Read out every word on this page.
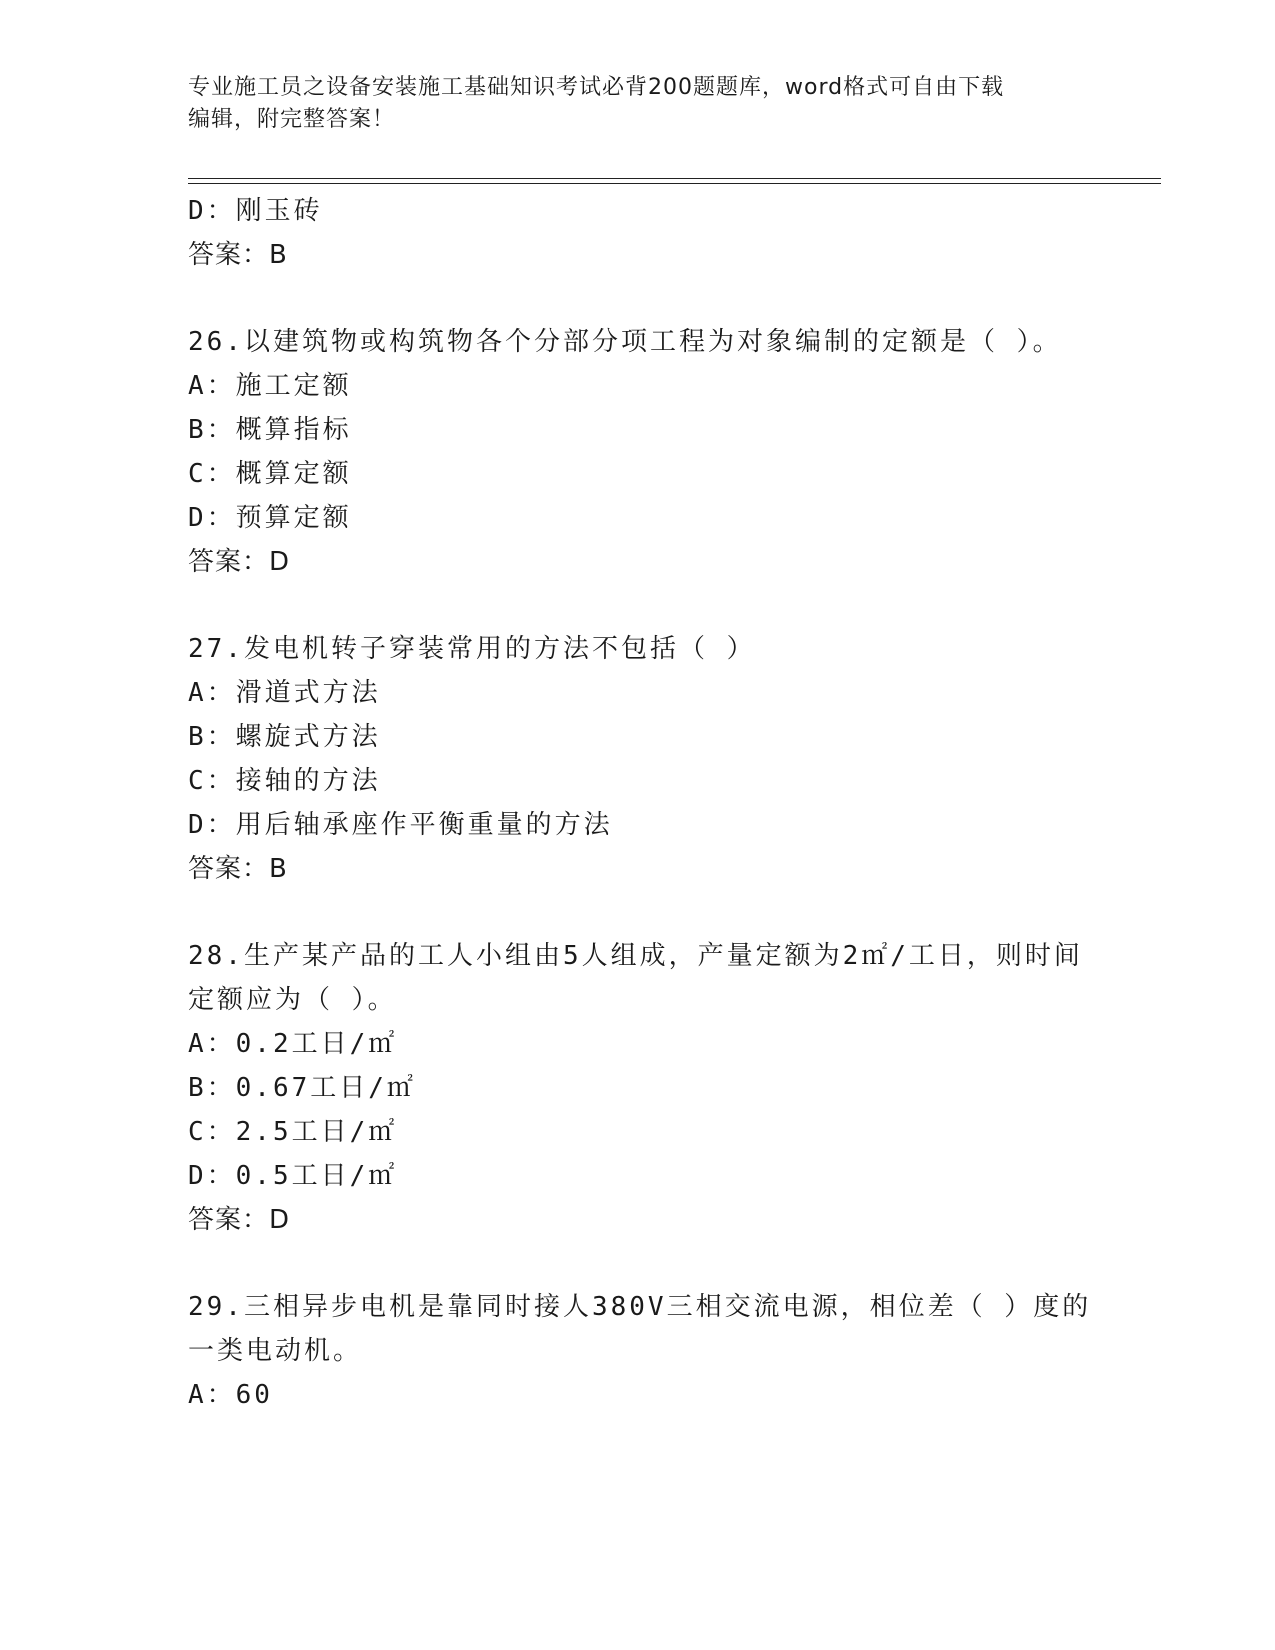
专业施工员之设备安装施工基础知识考试必背200题题库，word格式可自由下载
编辑，附完整答案！
D：刚玉砖
答案：B
26.以建筑物或构筑物各个分部分项工程为对象编制的定额是（ ）。
A：施工定额
B：概算指标
C：概算定额
D：预算定额
答案：D
27.发电机转子穿装常用的方法不包括（ ）
A：滑道式方法
B：螺旋式方法
C：接轴的方法
D：用后轴承座作平衡重量的方法
答案：B
28.生产某产品的工人小组由5人组成，产量定额为2㎡/工日，则时间
定额应为（ ）。
A：0.2工日/㎡
B：0.67工日/㎡
C：2.5工日/㎡
D：0.5工日/㎡
答案：D
29.三相异步电机是靠同时接人380V三相交流电源，相位差（ ）度的
一类电动机。
A：60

==========

The entries above should be reproduced exactly, without their pictures.

RESULT OF THIS TASK:
Read out every word on this page.
专业施工员之设备安装施工基础知识考试必背200题题库，word格式可自由下载
编辑，附完整答案！
D：刚玉砖
答案：B
26.以建筑物或构筑物各个分部分项工程为对象编制的定额是（ ）。
A：施工定额
B：概算指标
C：概算定额
D：预算定额
答案：D
27.发电机转子穿装常用的方法不包括（ ）
A：滑道式方法
B：螺旋式方法
C：接轴的方法
D：用后轴承座作平衡重量的方法
答案：B
28.生产某产品的工人小组由5人组成，产量定额为2㎡/工日，则时间
定额应为（ ）。
A：0.2工日/㎡
B：0.67工日/㎡
C：2.5工日/㎡
D：0.5工日/㎡
答案：D
29.三相异步电机是靠同时接人380V三相交流电源，相位差（ ）度的
一类电动机。
A：60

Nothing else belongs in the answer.